WORK TO BE COMPLETED: Repeat the listing in full, exactly as it stands.

━━ DATA

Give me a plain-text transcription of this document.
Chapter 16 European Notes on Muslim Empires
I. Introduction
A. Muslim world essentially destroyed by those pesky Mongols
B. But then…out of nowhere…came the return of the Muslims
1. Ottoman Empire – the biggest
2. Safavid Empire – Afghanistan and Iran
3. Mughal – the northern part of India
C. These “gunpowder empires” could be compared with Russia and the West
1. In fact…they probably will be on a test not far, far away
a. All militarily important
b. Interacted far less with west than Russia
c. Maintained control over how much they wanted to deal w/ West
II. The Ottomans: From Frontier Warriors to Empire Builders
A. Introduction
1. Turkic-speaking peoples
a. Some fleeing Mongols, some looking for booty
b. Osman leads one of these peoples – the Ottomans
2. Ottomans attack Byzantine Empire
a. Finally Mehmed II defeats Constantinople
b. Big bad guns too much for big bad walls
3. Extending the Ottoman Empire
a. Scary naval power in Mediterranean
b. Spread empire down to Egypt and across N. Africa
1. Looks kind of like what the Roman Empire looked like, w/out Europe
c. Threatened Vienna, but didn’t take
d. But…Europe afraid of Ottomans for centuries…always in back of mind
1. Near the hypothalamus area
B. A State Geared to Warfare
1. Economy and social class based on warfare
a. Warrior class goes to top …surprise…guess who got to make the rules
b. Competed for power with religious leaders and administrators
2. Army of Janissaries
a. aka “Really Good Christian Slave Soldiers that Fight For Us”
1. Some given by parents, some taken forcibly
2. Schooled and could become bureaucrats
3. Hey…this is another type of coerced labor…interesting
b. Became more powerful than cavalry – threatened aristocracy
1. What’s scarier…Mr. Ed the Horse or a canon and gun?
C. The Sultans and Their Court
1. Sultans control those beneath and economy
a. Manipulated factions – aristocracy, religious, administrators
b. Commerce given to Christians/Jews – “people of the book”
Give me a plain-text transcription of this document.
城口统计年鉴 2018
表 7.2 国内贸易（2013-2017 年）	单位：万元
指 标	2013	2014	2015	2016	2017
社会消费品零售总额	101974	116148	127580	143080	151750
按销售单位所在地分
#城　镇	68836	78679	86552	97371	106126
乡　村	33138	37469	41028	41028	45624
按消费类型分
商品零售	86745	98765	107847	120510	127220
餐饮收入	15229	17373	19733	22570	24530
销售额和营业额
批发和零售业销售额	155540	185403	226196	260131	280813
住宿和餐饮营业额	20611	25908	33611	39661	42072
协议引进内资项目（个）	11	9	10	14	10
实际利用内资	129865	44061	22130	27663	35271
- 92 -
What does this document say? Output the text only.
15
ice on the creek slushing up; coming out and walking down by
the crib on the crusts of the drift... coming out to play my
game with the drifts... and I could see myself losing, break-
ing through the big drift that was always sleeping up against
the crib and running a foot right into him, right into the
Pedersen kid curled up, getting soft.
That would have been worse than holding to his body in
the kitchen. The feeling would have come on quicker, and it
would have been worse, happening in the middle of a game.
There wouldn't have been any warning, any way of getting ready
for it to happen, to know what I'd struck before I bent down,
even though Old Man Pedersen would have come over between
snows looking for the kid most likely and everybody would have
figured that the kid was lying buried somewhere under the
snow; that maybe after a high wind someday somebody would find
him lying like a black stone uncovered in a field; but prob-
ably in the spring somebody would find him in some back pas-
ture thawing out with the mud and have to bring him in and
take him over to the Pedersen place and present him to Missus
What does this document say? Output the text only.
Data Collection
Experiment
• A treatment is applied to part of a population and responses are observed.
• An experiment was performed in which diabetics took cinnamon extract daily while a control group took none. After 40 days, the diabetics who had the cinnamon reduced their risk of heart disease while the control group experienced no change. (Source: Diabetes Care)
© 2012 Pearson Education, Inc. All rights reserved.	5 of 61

━━━━

EXERCISE SOLUTION:
Give me a plain-text transcription of this document.
Chapter 16 European Notes on Muslim Empires
I. Introduction
A. Muslim world essentially destroyed by those pesky Mongols
B. But then…out of nowhere…came the return of the Muslims
1. Ottoman Empire – the biggest
2. Safavid Empire – Afghanistan and Iran
3. Mughal – the northern part of India
C. These “gunpowder empires” could be compared with Russia and the West
1. In fact…they probably will be on a test not far, far away
a. All militarily important
b. Interacted far less with west than Russia
c. Maintained control over how much they wanted to deal w/ West
II. The Ottomans: From Frontier Warriors to Empire Builders
A. Introduction
1. Turkic-speaking peoples
a. Some fleeing Mongols, some looking for booty
b. Osman leads one of these peoples – the Ottomans
2. Ottomans attack Byzantine Empire
a. Finally Mehmed II defeats Constantinople
b. Big bad guns too much for big bad walls
3. Extending the Ottoman Empire
a. Scary naval power in Mediterranean
b. Spread empire down to Egypt and across N. Africa
1. Looks kind of like what the Roman Empire looked like, w/out Europe
c. Threatened Vienna, but didn’t take
d. But…Europe afraid of Ottomans for centuries…always in back of mind
1. Near the hypothalamus area
B. A State Geared to Warfare
1. Economy and social class based on warfare
a. Warrior class goes to top …surprise…guess who got to make the rules
b. Competed for power with religious leaders and administrators
2. Army of Janissaries
a. aka “Really Good Christian Slave Soldiers that Fight For Us”
1. Some given by parents, some taken forcibly
2. Schooled and could become bureaucrats
3. Hey…this is another type of coerced labor…interesting
b. Became more powerful than cavalry – threatened aristocracy
1. What’s scarier…Mr. Ed the Horse or a canon and gun?
C. The Sultans and Their Court
1. Sultans control those beneath and economy
a. Manipulated factions – aristocracy, religious, administrators
b. Commerce given to Christians/Jews – “people of the book”
Give me a plain-text transcription of this document.
城口统计年鉴 2018
表 7.2 国内贸易（2013-2017 年）	单位：万元
指 标	2013	2014	2015	2016	2017
社会消费品零售总额	101974	116148	127580	143080	151750
按销售单位所在地分
#城　镇	68836	78679	86552	97371	106126
乡　村	33138	37469	41028	41028	45624
按消费类型分
商品零售	86745	98765	107847	120510	127220
餐饮收入	15229	17373	19733	22570	24530
销售额和营业额
批发和零售业销售额	155540	185403	226196	260131	280813
住宿和餐饮营业额	20611	25908	33611	39661	42072
协议引进内资项目（个）	11	9	10	14	10
实际利用内资	129865	44061	22130	27663	35271
- 92 -
What does this document say? Output the text only.
15
ice on the creek slushing up; coming out and walking down by
the crib on the crusts of the drift... coming out to play my
game with the drifts... and I could see myself losing, break-
ing through the big drift that was always sleeping up against
the crib and running a foot right into him, right into the
Pedersen kid curled up, getting soft.
That would have been worse than holding to his body in
the kitchen. The feeling would have come on quicker, and it
would have been worse, happening in the middle of a game.
There wouldn't have been any warning, any way of getting ready
for it to happen, to know what I'd struck before I bent down,
even though Old Man Pedersen would have come over between
snows looking for the kid most likely and everybody would have
figured that the kid was lying buried somewhere under the
snow; that maybe after a high wind someday somebody would find
him lying like a black stone uncovered in a field; but prob-
ably in the spring somebody would find him in some back pas-
ture thawing out with the mud and have to bring him in and
take him over to the Pedersen place and present him to Missus
What does this document say? Output the text only.
Data Collection
Experiment
• A treatment is applied to part of a population and responses are observed.
• An experiment was performed in which diabetics took cinnamon extract daily while a control group took none. After 40 days, the diabetics who had the cinnamon reduced their risk of heart disease while the control group experienced no change. (Source: Diabetes Care)
© 2012 Pearson Education, Inc. All rights reserved.	5 of 61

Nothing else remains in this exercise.